--- Start of Stored data ---
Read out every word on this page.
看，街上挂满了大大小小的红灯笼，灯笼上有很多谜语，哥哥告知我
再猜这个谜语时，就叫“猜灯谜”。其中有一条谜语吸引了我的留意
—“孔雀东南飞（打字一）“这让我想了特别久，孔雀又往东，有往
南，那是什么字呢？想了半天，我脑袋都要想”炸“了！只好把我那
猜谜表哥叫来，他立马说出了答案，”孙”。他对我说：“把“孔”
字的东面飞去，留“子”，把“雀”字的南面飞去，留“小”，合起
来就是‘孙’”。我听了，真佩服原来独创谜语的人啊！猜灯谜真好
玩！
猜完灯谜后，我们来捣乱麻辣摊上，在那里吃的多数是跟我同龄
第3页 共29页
--- End of Stored data ---
--- Start of Stored data ---
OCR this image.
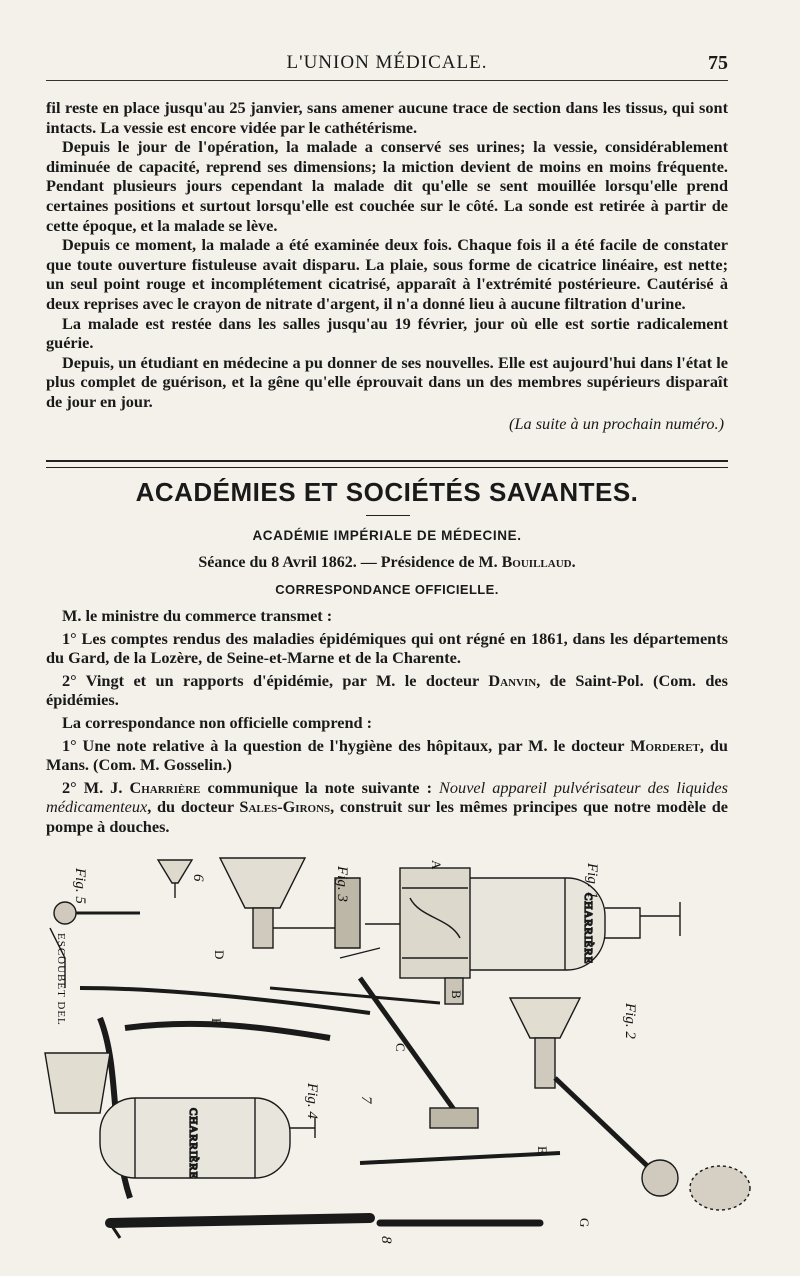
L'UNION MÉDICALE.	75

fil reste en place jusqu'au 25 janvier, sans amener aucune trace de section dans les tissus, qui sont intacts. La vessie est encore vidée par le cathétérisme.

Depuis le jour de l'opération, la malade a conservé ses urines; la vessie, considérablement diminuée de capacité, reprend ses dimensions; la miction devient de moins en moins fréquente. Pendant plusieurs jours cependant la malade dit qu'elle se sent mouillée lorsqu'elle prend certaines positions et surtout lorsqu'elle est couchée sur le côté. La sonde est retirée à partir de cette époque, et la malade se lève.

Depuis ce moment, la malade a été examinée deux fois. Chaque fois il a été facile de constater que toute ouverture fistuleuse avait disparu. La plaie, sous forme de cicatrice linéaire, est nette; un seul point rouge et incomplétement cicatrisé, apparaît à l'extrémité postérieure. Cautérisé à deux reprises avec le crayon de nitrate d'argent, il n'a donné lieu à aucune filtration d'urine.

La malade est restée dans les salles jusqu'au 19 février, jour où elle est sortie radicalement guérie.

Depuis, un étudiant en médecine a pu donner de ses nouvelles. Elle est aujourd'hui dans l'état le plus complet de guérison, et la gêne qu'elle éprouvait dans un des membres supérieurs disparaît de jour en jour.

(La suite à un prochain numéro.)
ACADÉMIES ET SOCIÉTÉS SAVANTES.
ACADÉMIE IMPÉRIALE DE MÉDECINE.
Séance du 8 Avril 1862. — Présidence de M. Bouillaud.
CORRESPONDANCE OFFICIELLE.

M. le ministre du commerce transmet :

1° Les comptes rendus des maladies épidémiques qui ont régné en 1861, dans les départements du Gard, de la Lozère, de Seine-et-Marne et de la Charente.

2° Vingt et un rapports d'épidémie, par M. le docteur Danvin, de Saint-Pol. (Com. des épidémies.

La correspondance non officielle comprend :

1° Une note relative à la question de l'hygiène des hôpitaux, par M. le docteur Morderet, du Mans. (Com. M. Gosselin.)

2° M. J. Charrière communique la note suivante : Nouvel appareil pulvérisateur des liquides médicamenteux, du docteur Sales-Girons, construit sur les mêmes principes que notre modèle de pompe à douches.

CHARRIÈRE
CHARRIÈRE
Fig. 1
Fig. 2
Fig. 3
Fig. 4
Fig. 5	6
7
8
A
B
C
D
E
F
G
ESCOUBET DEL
--- End of Stored data ---
§ **Work to be completed**
Review the preceding data and report every line that includes the string "Depuis".

§ **Exercise solution**
Depuis le jour de l'opération, la malade a conservé ses urines; la vessie, considérablement diminuée de capacité, reprend ses dimensions; la miction devient de moins en moins fréquente. Pendant plusieurs jours cependant la malade dit qu'elle se sent mouillée lorsqu'elle prend certaines positions et surtout lorsqu'elle est couchée sur le côté. La sonde est retirée à partir de cette époque, et la malade se lève.
Depuis ce moment, la malade a été examinée deux fois. Chaque fois il a été facile de constater que toute ouverture fistuleuse avait disparu. La plaie, sous forme de cicatrice linéaire, est nette; un seul point rouge et incomplétement cicatrisé, apparaît à l'extrémité postérieure. Cautérisé à deux reprises avec le crayon de nitrate d'argent, il n'a donné lieu à aucune filtration d'urine.
Depuis, un étudiant en médecine a pu donner de ses nouvelles. Elle est aujourd'hui dans l'état le plus complet de guérison, et la gêne qu'elle éprouvait dans un des membres supérieurs disparaît de jour en jour.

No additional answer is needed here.